**ARBEITSAUFTRAG**
Beantworten Sie bitte anhand des Artikels über den Bayerischen Pflegegipfel diese Fragen:
1. An welchem Tag sprach Gröhe beim Bayerischen Pflegegipfel in Nürnberg?
2. Wie viele Patienten betreut laut Harald Weinberg eine Pflegekraft in Norwegen?
3. Wie viele Vertreter kamen zum Pflegegipfel?

**VORLIEGENDER TEXTAUSZUG**
####################

Ausgabe 29/2017 - 21.07.2017
Nürnberg (epd). Die häusliche Pflege ist nach Aussage von Bundesgesundheitsminister Hermann Gröhe (CDU) für Familien besser zu stemmen, wenn es genügend Kurzzeit- und teilstationäre Pflegeangebote gibt. Der Aufbau solcher Kurzzeit- und Tagespflege-Einrichtungen sei aber noch ein bevorstehender Kraftakt, sagte Gröhe am 13. Juli in Nürnberg beim Bayerischen Pflegegipfel. "Das Netz muss noch ausgebaut werden." Es müsse auch mehr Beratung für Pflegebedürftige und ihre Angehörigen geben. Denn Pflege gebe es nicht von der Stange, sondern sie sei "ein Maßanzug".
Gröhe sprach sich dafür aus, mehr für die Gesundheit der betroffenen Angehörigen zu tun und bei ihnen die Pflege für die Rente besser anzurechnen. Skeptisch äußerte er sich aber zu einem von der Solidargemeinschaft getragenen finanziellen Verdienstausgleich für pflegende Angehörige.
Auch die bayerische Pflegeministerin Melanie Huml (CSU) sieht noch Bedarf bei Kurzzeitpflegeplätzen. Um solche Angebote gerade im ländlichen Bereich in der Nähe zu schaffen, denke ihr Ministerium über Anreize nach. Auch das Thema Nachtpflege beschäftige sie, damit Angehörige von demenzerkrankten Menschen "auch mal wieder eine Nacht durchschlafen können", sagte Huml.
Kritik am Bayerischen Pflegegipfel kam unterdessen vom Vorstand der Deutschen Stiftung Patientenschutz, Eugen Brysch. In Nürnberg seien nur "weichgespülte Ergebnisse" präsentiert worden, sagte er laut einer Mitteilung. Huml fehle der Mut, große Schritte nach vorn zu gehen. Von einer Idee, Seniorenämter vor Ort einzurichten, sei sie wieder abgerückt.
Der krankenhauspolitische Sprecher der Linken im Bundestag, Harald Weinberg, sprach von einer "Schaufensterveranstaltung zwei Monate vor der Wahl". Er beklagte, die Arbeitsbedingungen in der Pflege würden sich in der Bundesrepublik weiter verschlechtern. Während in Norwegen eine Pflegekraft vier Patienten betreue, betrage der Schlüssel in Deutschland eins zu zehn. Es sei höchste Zeit für eine gesetzliche Mindestpersonalbemessung.
Zum Pflegegipfel waren rund 300 Vertreter aus Politik, Medizin, Pflege sowie von Krankenkassen und Pflegebedürftigen gekommen. Neben der häuslichen Pflege diskutierten die Foren über die Pflegeversicherung und die Pflegeausbildung.

####################

**BEREITGESTELLTE DATEN**
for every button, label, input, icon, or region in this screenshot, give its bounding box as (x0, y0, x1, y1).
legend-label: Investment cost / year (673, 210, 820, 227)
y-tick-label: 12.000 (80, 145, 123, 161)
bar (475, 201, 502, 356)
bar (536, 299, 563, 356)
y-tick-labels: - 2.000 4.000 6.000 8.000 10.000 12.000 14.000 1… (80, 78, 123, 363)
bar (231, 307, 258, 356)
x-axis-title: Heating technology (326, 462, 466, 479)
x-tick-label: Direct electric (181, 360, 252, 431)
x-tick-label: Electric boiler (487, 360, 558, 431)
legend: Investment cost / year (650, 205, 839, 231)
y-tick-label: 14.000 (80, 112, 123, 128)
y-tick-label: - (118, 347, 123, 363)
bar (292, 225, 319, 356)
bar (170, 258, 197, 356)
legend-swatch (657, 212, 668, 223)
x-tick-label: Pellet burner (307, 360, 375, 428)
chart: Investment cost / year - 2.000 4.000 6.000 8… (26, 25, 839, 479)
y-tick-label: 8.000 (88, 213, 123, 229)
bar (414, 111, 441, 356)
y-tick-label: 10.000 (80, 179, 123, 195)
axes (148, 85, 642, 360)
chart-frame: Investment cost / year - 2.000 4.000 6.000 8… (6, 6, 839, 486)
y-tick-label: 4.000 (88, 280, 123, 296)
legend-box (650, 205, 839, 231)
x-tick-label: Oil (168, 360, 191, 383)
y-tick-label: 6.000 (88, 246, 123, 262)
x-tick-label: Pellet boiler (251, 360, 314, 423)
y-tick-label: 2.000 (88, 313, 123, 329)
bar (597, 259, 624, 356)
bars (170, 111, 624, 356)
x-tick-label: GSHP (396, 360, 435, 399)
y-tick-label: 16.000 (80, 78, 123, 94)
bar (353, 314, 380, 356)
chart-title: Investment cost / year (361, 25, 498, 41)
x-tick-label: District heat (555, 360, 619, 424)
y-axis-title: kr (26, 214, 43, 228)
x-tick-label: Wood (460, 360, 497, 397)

####################

**ERGEBNIS DER ÜBUNG**
1. Am 13. Juli.
2. Vier Patienten.
3. Rund 300 Vertreter.